Task goal: Drop every picture, then transcribe the remaining data exactly.

start Data to process

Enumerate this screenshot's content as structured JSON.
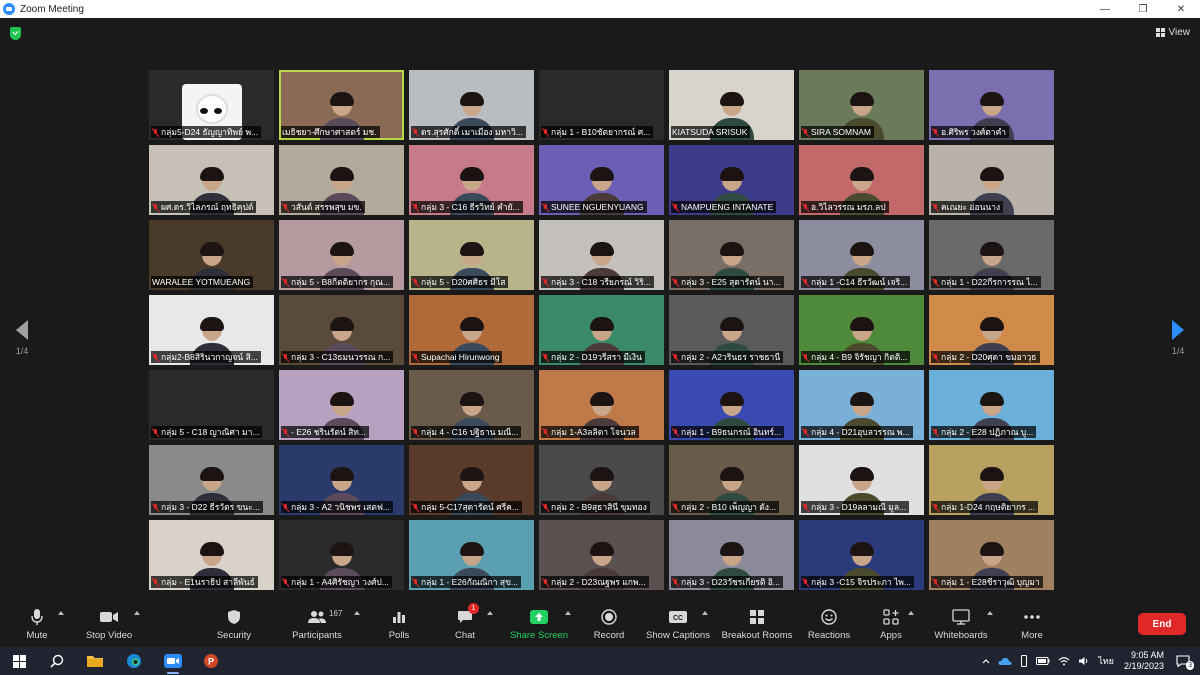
{
  "window": {
    "title": "Zoom Meeting",
    "buttons": [
      "—",
      "❐",
      "✕"
    ]
  },
  "meeting": {
    "view_label": "View",
    "page_indicator_left": "1/4",
    "page_indicator_right": "1/4",
    "tiles": [
      {
        "name": "กลุ่ม5-D24 ธัญญาทิพย์ พ...",
        "bg": "#2a2a2a",
        "avatar": "cartoon",
        "muted": true
      },
      {
        "name": "เมธิชยา-ศึกษาศาสตร์ มช.",
        "bg": "#8a6a55",
        "muted": false,
        "speaking": true
      },
      {
        "name": "ดร.สุรศักดิ์ เมาเมือง มหาวิ...",
        "bg": "#b9bcc0",
        "muted": true
      },
      {
        "name": "กลุ่ม 1 - B10ชัตยากรณ์ ศ...",
        "bg": "#2a2a2a",
        "muted": true,
        "novideo": true
      },
      {
        "name": "KIATSUDA SRISUK",
        "bg": "#d8d3cb",
        "muted": false
      },
      {
        "name": "SIRA SOMNAM",
        "bg": "#6a7a5a",
        "muted": true
      },
      {
        "name": "อ.ศิริพร วงศ์ตาคำ",
        "bg": "#7c6fb0",
        "muted": true
      },
      {
        "name": "ผศ.ดร.วิไลภรณ์ ฤทธิคุปต์",
        "bg": "#c7c0b6",
        "muted": true
      },
      {
        "name": "วสันต์ สรรพสุข มข.",
        "bg": "#b3aa9c",
        "muted": true
      },
      {
        "name": "กลุ่ม 3 - C16 ธีรวิทย์ คำยั...",
        "bg": "#c77a8a",
        "muted": true
      },
      {
        "name": "SUNEE NGUENYUANG",
        "bg": "#6a5fb4",
        "muted": true
      },
      {
        "name": "NAMPUENG INTANATE",
        "bg": "#3d3a8a",
        "muted": true
      },
      {
        "name": "อ.วิไลวรรณ มรภ.ลป",
        "bg": "#c26a6a",
        "muted": true
      },
      {
        "name": "คเณยะ อ่อนนาง",
        "bg": "#b8b2aa",
        "muted": true
      },
      {
        "name": "WARALEE YOTMUEANG",
        "bg": "#4a3a2a",
        "muted": false
      },
      {
        "name": "กลุ่ม 5 - B8กีตติยากร กุณ...",
        "bg": "#b59aa0",
        "muted": true
      },
      {
        "name": "กลุ่ม 5 - D20ศศิธร มีโส",
        "bg": "#b8b48a",
        "muted": true
      },
      {
        "name": "กลุ่ม 3 - C18 วรียภรณ์ วิริ...",
        "bg": "#c4c0bb",
        "muted": true
      },
      {
        "name": "กลุ่ม 3 - E25 สุดารัตน์ นา...",
        "bg": "#7a6f66",
        "muted": true
      },
      {
        "name": "กลุ่ม 1 -C14 ธีรวัฒน์ เจริ...",
        "bg": "#8c8ea0",
        "muted": true
      },
      {
        "name": "กลุ่ม 1 - D22กีรการรณ ไ...",
        "bg": "#6a6a6a",
        "muted": true
      },
      {
        "name": "กลุ่ม2-B8สิรินวกาญจน์ สิ...",
        "bg": "#e8e8e8",
        "muted": true
      },
      {
        "name": "กลุ่ม 3 - C13ธมนวรรณ ก...",
        "bg": "#5a4a3a",
        "muted": true
      },
      {
        "name": "Supachai Hirunwong",
        "bg": "#b06a3a",
        "muted": true
      },
      {
        "name": "กลุ่ม 2 - D19วรีสรา มีเงิน",
        "bg": "#3a8a6a",
        "muted": true
      },
      {
        "name": "กลุ่ม 2 - A2วรินธร ราชธานี",
        "bg": "#5a5a5a",
        "muted": true
      },
      {
        "name": "กลุ่ม 4 - B9 จิรัชญา กิตติ...",
        "bg": "#4f8a3a",
        "muted": true
      },
      {
        "name": "กลุ่ม 2 - D20ศุดา ขมอาวุธ",
        "bg": "#d08a4a",
        "muted": true
      },
      {
        "name": "กลุ่ม 5 - C18 ญาณิศา มา...",
        "bg": "#2a2a2a",
        "muted": true,
        "novideo": true
      },
      {
        "name": "- E26 ชรินรัตน์ สิท...",
        "bg": "#b8a0c0",
        "muted": true
      },
      {
        "name": "กลุ่ม 4 - C16 ปฐิธาน มณี...",
        "bg": "#6a5a4a",
        "muted": true
      },
      {
        "name": "กลุ่ม 1-A3ลลิตา โจนวล",
        "bg": "#c07a4a",
        "muted": true
      },
      {
        "name": "กลุ่ม 1 - B9ธนกรณ์ อินทร์...",
        "bg": "#3a4ab0",
        "muted": true
      },
      {
        "name": "กลุ่ม 4 - D21อุบลวรรณ พ...",
        "bg": "#7ab0d8",
        "muted": true
      },
      {
        "name": "กลุ่ม 2 - E28 ปฏิภาณ บู...",
        "bg": "#6ab0d8",
        "muted": true
      },
      {
        "name": "กลุ่ม 3 - D22 ธีรวัตร ขนะ...",
        "bg": "#8a8a8a",
        "muted": true
      },
      {
        "name": "กลุ่ม 3 - A2 วนิชพร เสตฟ...",
        "bg": "#2a3a6a",
        "muted": true
      },
      {
        "name": "กลุ่ม 5-C17สุดารัตน์ ศรีค...",
        "bg": "#5a3a2a",
        "muted": true
      },
      {
        "name": "กลุ่ม 2 - B9สุธาสินี ขุมทอง",
        "bg": "#4a4a4a",
        "muted": true
      },
      {
        "name": "กลุ่ม 2 - B10 เพ็ญญา ดัง...",
        "bg": "#6a5a4a",
        "muted": true
      },
      {
        "name": "กลุ่ม 3 - D19ลลามณี มูล...",
        "bg": "#e0e0e0",
        "muted": true
      },
      {
        "name": "กลุ่ม 1-D24 กฤษติยากร ...",
        "bg": "#b8a060",
        "muted": true
      },
      {
        "name": "กลุ่ม - E1นราธิป สาลีพันธ์",
        "bg": "#d8d2c8",
        "muted": true
      },
      {
        "name": "กลุ่ม 1 - A4ศิรัชญา วงศ์ป...",
        "bg": "#2a2a2a",
        "muted": true
      },
      {
        "name": "กลุ่ม 1 - E26กัณณิกา สุข...",
        "bg": "#5aa0b0",
        "muted": true
      },
      {
        "name": "กลุ่ม 2 - D23ณฐพร แกพ...",
        "bg": "#5a5050",
        "muted": true
      },
      {
        "name": "กลุ่ม 3 - D23วัชรเกียรติ อิ...",
        "bg": "#8a8a9a",
        "muted": true
      },
      {
        "name": "กลุ่ม 3 -C15 จิรประภา ไพ...",
        "bg": "#2a3a7a",
        "muted": true
      },
      {
        "name": "กลุ่ม 1 - E28ชีราวุฒิ บุญมา",
        "bg": "#a08060",
        "muted": true
      }
    ]
  },
  "toolbar": {
    "mute": "Mute",
    "stop_video": "Stop Video",
    "security": "Security",
    "participants": "Participants",
    "participants_count": "167",
    "polls": "Polls",
    "chat": "Chat",
    "chat_badge": "1",
    "share_screen": "Share Screen",
    "record": "Record",
    "show_captions": "Show Captions",
    "breakout_rooms": "Breakout Rooms",
    "reactions": "Reactions",
    "apps": "Apps",
    "whiteboards": "Whiteboards",
    "more": "More",
    "end": "End"
  },
  "taskbar": {
    "language": "ไทย",
    "time": "9:05 AM",
    "date": "2/19/2023",
    "notification_count": "3"
  }
}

end Data to process

Answer below:
Enumerate this screenshot's content as structured JSON.
{
  "window": {
    "title": "Zoom Meeting",
    "buttons": [
      "—",
      "❐",
      "✕"
    ]
  },
  "meeting": {
    "view_label": "View",
    "page_indicator_left": "1/4",
    "page_indicator_right": "1/4",
    "tiles": [
      {
        "name": "กลุ่ม5-D24 ธัญญาทิพย์ พ...",
        "bg": "#2a2a2a",
        "avatar": "cartoon",
        "muted": true
      },
      {
        "name": "เมธิชยา-ศึกษาศาสตร์ มช.",
        "bg": "#8a6a55",
        "muted": false,
        "speaking": true
      },
      {
        "name": "ดร.สุรศักดิ์ เมาเมือง มหาวิ...",
        "bg": "#b9bcc0",
        "muted": true
      },
      {
        "name": "กลุ่ม 1 - B10ชัตยากรณ์ ศ...",
        "bg": "#2a2a2a",
        "muted": true,
        "novideo": true
      },
      {
        "name": "KIATSUDA SRISUK",
        "bg": "#d8d3cb",
        "muted": false
      },
      {
        "name": "SIRA SOMNAM",
        "bg": "#6a7a5a",
        "muted": true
      },
      {
        "name": "อ.ศิริพร วงศ์ตาคำ",
        "bg": "#7c6fb0",
        "muted": true
      },
      {
        "name": "ผศ.ดร.วิไลภรณ์ ฤทธิคุปต์",
        "bg": "#c7c0b6",
        "muted": true
      },
      {
        "name": "วสันต์ สรรพสุข มข.",
        "bg": "#b3aa9c",
        "muted": true
      },
      {
        "name": "กลุ่ม 3 - C16 ธีรวิทย์ คำยั...",
        "bg": "#c77a8a",
        "muted": true
      },
      {
        "name": "SUNEE NGUENYUANG",
        "bg": "#6a5fb4",
        "muted": true
      },
      {
        "name": "NAMPUENG INTANATE",
        "bg": "#3d3a8a",
        "muted": true
      },
      {
        "name": "อ.วิไลวรรณ มรภ.ลป",
        "bg": "#c26a6a",
        "muted": true
      },
      {
        "name": "คเณยะ อ่อนนาง",
        "bg": "#b8b2aa",
        "muted": true
      },
      {
        "name": "WARALEE YOTMUEANG",
        "bg": "#4a3a2a",
        "muted": false
      },
      {
        "name": "กลุ่ม 5 - B8กีตติยากร กุณ...",
        "bg": "#b59aa0",
        "muted": true
      },
      {
        "name": "กลุ่ม 5 - D20ศศิธร มีโส",
        "bg": "#b8b48a",
        "muted": true
      },
      {
        "name": "กลุ่ม 3 - C18 วรียภรณ์ วิริ...",
        "bg": "#c4c0bb",
        "muted": true
      },
      {
        "name": "กลุ่ม 3 - E25 สุดารัตน์ นา...",
        "bg": "#7a6f66",
        "muted": true
      },
      {
        "name": "กลุ่ม 1 -C14 ธีรวัฒน์ เจริ...",
        "bg": "#8c8ea0",
        "muted": true
      },
      {
        "name": "กลุ่ม 1 - D22กีรการรณ ไ...",
        "bg": "#6a6a6a",
        "muted": true
      },
      {
        "name": "กลุ่ม2-B8สิรินวกาญจน์ สิ...",
        "bg": "#e8e8e8",
        "muted": true
      },
      {
        "name": "กลุ่ม 3 - C13ธมนวรรณ ก...",
        "bg": "#5a4a3a",
        "muted": true
      },
      {
        "name": "Supachai Hirunwong",
        "bg": "#b06a3a",
        "muted": true
      },
      {
        "name": "กลุ่ม 2 - D19วรีสรา มีเงิน",
        "bg": "#3a8a6a",
        "muted": true
      },
      {
        "name": "กลุ่ม 2 - A2วรินธร ราชธานี",
        "bg": "#5a5a5a",
        "muted": true
      },
      {
        "name": "กลุ่ม 4 - B9 จิรัชญา กิตติ...",
        "bg": "#4f8a3a",
        "muted": true
      },
      {
        "name": "กลุ่ม 2 - D20ศุดา ขมอาวุธ",
        "bg": "#d08a4a",
        "muted": true
      },
      {
        "name": "กลุ่ม 5 - C18 ญาณิศา มา...",
        "bg": "#2a2a2a",
        "muted": true,
        "novideo": true
      },
      {
        "name": "- E26 ชรินรัตน์ สิท...",
        "bg": "#b8a0c0",
        "muted": true
      },
      {
        "name": "กลุ่ม 4 - C16 ปฐิธาน มณี...",
        "bg": "#6a5a4a",
        "muted": true
      },
      {
        "name": "กลุ่ม 1-A3ลลิตา โจนวล",
        "bg": "#c07a4a",
        "muted": true
      },
      {
        "name": "กลุ่ม 1 - B9ธนกรณ์ อินทร์...",
        "bg": "#3a4ab0",
        "muted": true
      },
      {
        "name": "กลุ่ม 4 - D21อุบลวรรณ พ...",
        "bg": "#7ab0d8",
        "muted": true
      },
      {
        "name": "กลุ่ม 2 - E28 ปฏิภาณ บู...",
        "bg": "#6ab0d8",
        "muted": true
      },
      {
        "name": "กลุ่ม 3 - D22 ธีรวัตร ขนะ...",
        "bg": "#8a8a8a",
        "muted": true
      },
      {
        "name": "กลุ่ม 3 - A2 วนิชพร เสตฟ...",
        "bg": "#2a3a6a",
        "muted": true
      },
      {
        "name": "กลุ่ม 5-C17สุดารัตน์ ศรีค...",
        "bg": "#5a3a2a",
        "muted": true
      },
      {
        "name": "กลุ่ม 2 - B9สุธาสินี ขุมทอง",
        "bg": "#4a4a4a",
        "muted": true
      },
      {
        "name": "กลุ่ม 2 - B10 เพ็ญญา ดัง...",
        "bg": "#6a5a4a",
        "muted": true
      },
      {
        "name": "กลุ่ม 3 - D19ลลามณี มูล...",
        "bg": "#e0e0e0",
        "muted": true
      },
      {
        "name": "กลุ่ม 1-D24 กฤษติยากร ...",
        "bg": "#b8a060",
        "muted": true
      },
      {
        "name": "กลุ่ม - E1นราธิป สาลีพันธ์",
        "bg": "#d8d2c8",
        "muted": true
      },
      {
        "name": "กลุ่ม 1 - A4ศิรัชญา วงศ์ป...",
        "bg": "#2a2a2a",
        "muted": true
      },
      {
        "name": "กลุ่ม 1 - E26กัณณิกา สุข...",
        "bg": "#5aa0b0",
        "muted": true
      },
      {
        "name": "กลุ่ม 2 - D23ณฐพร แกพ...",
        "bg": "#5a5050",
        "muted": true
      },
      {
        "name": "กลุ่ม 3 - D23วัชรเกียรติ อิ...",
        "bg": "#8a8a9a",
        "muted": true
      },
      {
        "name": "กลุ่ม 3 -C15 จิรประภา ไพ...",
        "bg": "#2a3a7a",
        "muted": true
      },
      {
        "name": "กลุ่ม 1 - E28ชีราวุฒิ บุญมา",
        "bg": "#a08060",
        "muted": true
      }
    ]
  },
  "toolbar": {
    "mute": "Mute",
    "stop_video": "Stop Video",
    "security": "Security",
    "participants": "Participants",
    "participants_count": "167",
    "polls": "Polls",
    "chat": "Chat",
    "chat_badge": "1",
    "share_screen": "Share Screen",
    "record": "Record",
    "show_captions": "Show Captions",
    "breakout_rooms": "Breakout Rooms",
    "reactions": "Reactions",
    "apps": "Apps",
    "whiteboards": "Whiteboards",
    "more": "More",
    "end": "End"
  },
  "taskbar": {
    "language": "ไทย",
    "time": "9:05 AM",
    "date": "2/19/2023",
    "notification_count": "3"
  }
}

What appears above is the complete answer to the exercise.